[begin Supplied records]
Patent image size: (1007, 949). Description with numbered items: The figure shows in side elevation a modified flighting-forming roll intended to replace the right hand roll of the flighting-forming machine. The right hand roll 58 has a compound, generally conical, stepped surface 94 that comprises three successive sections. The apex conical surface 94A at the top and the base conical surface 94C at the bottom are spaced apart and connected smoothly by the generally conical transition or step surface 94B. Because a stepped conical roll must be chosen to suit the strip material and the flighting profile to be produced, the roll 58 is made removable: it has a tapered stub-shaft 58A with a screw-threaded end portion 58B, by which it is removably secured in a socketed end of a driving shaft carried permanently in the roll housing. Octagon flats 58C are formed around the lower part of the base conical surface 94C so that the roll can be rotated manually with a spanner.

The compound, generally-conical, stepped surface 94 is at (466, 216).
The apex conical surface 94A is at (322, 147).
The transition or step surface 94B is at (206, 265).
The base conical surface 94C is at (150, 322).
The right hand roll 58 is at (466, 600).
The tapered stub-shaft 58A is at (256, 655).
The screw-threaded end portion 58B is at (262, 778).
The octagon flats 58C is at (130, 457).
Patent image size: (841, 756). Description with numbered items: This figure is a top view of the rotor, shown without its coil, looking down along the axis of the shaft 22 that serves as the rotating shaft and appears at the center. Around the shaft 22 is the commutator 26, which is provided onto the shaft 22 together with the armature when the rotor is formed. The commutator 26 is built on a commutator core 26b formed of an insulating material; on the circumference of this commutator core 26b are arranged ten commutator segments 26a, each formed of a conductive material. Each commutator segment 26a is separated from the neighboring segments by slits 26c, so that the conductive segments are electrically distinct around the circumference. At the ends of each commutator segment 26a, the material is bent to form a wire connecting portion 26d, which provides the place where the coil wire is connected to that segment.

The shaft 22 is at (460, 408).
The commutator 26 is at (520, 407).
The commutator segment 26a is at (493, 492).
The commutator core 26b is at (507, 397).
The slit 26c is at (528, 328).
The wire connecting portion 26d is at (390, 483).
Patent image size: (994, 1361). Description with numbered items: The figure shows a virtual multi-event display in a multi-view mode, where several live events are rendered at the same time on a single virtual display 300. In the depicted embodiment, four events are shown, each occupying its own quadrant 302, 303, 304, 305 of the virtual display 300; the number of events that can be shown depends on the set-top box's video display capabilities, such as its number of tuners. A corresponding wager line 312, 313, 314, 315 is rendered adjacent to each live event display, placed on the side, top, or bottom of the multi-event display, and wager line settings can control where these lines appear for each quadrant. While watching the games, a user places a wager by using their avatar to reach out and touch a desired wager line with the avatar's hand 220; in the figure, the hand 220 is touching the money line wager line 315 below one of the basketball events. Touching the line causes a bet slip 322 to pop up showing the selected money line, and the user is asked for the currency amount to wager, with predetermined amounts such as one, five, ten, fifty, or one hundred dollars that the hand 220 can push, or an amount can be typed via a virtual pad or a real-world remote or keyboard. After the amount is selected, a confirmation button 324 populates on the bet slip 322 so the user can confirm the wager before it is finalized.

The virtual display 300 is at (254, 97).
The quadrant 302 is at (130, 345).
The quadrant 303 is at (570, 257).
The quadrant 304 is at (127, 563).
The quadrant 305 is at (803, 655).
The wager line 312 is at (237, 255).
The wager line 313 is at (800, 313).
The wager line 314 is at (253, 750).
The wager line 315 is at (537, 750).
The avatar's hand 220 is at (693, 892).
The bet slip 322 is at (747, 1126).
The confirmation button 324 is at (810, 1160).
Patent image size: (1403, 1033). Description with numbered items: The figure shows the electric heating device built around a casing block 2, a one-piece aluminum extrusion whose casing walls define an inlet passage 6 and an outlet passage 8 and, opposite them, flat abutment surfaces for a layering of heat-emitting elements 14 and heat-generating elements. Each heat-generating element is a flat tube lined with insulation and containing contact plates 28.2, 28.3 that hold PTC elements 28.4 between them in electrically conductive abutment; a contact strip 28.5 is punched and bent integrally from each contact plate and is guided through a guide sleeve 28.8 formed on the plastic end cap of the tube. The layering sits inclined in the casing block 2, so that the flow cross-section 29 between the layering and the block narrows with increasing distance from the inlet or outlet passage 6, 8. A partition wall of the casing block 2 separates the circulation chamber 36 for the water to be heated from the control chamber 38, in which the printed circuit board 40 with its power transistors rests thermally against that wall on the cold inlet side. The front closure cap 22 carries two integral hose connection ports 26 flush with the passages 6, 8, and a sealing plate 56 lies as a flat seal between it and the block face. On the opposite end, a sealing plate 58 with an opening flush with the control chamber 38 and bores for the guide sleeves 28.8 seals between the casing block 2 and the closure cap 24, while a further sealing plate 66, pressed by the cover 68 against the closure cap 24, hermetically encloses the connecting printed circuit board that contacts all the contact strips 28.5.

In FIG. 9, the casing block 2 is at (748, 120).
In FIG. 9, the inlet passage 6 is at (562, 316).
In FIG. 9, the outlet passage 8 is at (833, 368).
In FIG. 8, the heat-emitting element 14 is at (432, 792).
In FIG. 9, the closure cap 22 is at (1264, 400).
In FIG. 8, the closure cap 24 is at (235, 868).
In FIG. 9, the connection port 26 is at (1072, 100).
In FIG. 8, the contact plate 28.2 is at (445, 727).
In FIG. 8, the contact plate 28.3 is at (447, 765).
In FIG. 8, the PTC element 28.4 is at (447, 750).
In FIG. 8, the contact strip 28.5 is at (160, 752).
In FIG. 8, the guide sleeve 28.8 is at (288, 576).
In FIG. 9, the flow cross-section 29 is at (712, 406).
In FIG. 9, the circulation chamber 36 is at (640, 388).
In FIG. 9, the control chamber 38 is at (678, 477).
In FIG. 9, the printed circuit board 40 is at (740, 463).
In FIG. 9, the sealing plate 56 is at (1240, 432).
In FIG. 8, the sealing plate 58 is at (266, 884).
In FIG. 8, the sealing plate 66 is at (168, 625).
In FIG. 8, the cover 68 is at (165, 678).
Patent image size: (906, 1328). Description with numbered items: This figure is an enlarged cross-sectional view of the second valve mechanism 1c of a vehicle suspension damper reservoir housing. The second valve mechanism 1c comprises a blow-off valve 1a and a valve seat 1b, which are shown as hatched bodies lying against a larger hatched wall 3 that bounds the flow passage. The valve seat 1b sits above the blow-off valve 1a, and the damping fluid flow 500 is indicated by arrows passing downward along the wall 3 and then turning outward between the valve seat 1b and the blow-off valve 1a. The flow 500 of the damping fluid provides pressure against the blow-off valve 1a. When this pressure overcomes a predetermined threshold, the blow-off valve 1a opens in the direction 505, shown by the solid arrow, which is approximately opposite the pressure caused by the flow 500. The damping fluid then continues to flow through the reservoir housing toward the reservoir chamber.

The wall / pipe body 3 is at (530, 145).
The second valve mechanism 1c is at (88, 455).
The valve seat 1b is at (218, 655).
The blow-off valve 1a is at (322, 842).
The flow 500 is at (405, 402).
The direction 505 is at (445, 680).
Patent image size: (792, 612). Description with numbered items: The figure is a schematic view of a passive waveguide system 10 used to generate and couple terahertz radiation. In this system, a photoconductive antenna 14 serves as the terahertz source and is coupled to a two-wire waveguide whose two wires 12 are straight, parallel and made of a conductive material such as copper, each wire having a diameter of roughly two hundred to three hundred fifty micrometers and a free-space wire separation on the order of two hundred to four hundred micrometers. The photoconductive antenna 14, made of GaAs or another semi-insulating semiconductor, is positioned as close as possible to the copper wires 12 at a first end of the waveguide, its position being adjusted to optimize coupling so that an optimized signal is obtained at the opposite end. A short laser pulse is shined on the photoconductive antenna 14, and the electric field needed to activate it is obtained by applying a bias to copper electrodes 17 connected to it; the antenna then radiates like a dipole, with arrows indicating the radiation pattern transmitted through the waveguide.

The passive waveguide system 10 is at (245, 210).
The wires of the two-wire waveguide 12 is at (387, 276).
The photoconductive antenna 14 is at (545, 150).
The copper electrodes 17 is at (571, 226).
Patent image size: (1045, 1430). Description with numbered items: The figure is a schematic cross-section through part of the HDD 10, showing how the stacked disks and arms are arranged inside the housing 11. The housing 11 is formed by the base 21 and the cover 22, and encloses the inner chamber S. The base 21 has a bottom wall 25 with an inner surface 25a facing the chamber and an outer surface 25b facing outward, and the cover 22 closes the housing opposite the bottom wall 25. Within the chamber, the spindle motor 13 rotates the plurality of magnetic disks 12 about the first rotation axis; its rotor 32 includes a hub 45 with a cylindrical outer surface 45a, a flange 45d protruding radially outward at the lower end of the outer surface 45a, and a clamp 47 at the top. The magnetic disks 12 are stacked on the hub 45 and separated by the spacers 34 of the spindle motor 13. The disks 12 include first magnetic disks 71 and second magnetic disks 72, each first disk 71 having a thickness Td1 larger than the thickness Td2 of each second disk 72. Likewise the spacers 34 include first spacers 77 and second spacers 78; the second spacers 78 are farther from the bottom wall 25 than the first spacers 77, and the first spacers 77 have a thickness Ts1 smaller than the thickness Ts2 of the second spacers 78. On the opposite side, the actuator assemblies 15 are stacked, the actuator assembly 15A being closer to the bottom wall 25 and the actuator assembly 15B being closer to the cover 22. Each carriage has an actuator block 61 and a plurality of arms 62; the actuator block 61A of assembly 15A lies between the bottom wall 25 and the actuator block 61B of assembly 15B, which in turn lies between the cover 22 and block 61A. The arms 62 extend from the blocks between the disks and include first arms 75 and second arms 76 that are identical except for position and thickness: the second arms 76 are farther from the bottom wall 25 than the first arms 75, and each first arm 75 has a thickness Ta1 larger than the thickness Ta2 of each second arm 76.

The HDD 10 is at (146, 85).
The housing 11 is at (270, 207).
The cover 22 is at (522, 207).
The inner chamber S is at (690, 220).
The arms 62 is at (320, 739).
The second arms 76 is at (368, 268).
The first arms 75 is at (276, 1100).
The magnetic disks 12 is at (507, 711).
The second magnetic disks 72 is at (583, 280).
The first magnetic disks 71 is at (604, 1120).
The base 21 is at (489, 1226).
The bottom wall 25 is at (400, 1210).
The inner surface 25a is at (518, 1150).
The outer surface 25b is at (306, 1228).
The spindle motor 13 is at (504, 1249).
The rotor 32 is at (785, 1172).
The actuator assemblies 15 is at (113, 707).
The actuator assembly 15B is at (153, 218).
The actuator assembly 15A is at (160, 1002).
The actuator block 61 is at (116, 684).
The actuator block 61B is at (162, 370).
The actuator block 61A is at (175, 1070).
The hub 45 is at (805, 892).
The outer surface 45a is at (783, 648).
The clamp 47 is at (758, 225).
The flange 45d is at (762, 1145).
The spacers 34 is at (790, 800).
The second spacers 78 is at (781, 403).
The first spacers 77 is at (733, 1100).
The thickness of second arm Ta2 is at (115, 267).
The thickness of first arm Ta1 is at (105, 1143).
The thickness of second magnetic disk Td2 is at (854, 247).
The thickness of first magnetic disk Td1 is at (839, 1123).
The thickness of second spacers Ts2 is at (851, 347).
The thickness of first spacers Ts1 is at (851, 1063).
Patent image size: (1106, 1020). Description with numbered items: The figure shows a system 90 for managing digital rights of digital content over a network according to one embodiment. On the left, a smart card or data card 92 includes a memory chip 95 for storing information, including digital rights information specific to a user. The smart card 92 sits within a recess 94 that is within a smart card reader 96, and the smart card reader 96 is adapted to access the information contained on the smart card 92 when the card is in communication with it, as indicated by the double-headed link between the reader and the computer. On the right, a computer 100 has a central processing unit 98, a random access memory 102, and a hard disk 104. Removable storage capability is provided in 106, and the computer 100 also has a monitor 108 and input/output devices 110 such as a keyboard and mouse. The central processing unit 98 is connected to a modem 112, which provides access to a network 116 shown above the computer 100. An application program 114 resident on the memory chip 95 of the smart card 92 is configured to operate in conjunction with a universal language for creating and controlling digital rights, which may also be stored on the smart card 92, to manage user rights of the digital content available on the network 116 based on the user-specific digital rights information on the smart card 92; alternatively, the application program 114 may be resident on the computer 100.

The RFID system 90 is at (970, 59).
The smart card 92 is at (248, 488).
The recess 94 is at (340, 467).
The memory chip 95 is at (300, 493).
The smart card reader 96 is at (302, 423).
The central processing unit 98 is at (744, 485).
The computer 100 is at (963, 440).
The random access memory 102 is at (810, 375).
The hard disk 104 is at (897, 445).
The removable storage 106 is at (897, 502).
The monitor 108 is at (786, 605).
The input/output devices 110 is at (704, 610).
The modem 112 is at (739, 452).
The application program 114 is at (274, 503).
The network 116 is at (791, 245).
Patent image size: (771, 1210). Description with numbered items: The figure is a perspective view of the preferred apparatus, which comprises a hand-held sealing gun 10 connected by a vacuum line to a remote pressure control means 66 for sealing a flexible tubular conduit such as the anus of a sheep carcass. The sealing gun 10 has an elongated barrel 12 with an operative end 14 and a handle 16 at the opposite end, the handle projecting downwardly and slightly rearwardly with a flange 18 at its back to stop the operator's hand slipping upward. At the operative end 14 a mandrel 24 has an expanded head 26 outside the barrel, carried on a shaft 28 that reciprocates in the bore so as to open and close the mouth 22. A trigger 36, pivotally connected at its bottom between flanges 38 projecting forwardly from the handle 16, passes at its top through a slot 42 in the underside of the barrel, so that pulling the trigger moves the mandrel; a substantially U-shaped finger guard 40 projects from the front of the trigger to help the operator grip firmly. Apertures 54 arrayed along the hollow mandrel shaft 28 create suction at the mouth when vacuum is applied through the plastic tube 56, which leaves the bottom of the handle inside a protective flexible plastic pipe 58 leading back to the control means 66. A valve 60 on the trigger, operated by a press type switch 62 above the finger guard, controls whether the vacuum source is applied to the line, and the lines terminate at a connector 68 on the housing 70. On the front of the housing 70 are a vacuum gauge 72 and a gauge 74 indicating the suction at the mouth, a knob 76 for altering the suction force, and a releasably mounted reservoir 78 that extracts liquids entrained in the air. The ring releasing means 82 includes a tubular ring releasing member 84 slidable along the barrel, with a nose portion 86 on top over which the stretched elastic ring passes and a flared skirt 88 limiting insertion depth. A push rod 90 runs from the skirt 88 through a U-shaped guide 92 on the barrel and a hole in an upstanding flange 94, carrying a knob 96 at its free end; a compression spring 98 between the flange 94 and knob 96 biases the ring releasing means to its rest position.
[end Supplied records]
**Exercise**
Copy the data from the line that contains "Patent image size: (906, 1328)." through the line that contains "The direction 505 is at (445, 680)." word for word.

**Response to the exercise**
Patent image size: (906, 1328). Description with numbered items: This figure is an enlarged cross-sectional view of the second valve mechanism 1c of a vehicle suspension damper reservoir housing. The second valve mechanism 1c comprises a blow-off valve 1a and a valve seat 1b, which are shown as hatched bodies lying against a larger hatched wall 3 that bounds the flow passage. The valve seat 1b sits above the blow-off valve 1a, and the damping fluid flow 500 is indicated by arrows passing downward along the wall 3 and then turning outward between the valve seat 1b and the blow-off valve 1a. The flow 500 of the damping fluid provides pressure against the blow-off valve 1a. When this pressure overcomes a predetermined threshold, the blow-off valve 1a opens in the direction 505, shown by the solid arrow, which is approximately opposite the pressure caused by the flow 500. The damping fluid then continues to flow through the reservoir housing toward the reservoir chamber.

The wall / pipe body 3 is at (530, 145).
The second valve mechanism 1c is at (88, 455).
The valve seat 1b is at (218, 655).
The blow-off valve 1a is at (322, 842).
The flow 500 is at (405, 402).
The direction 505 is at (445, 680).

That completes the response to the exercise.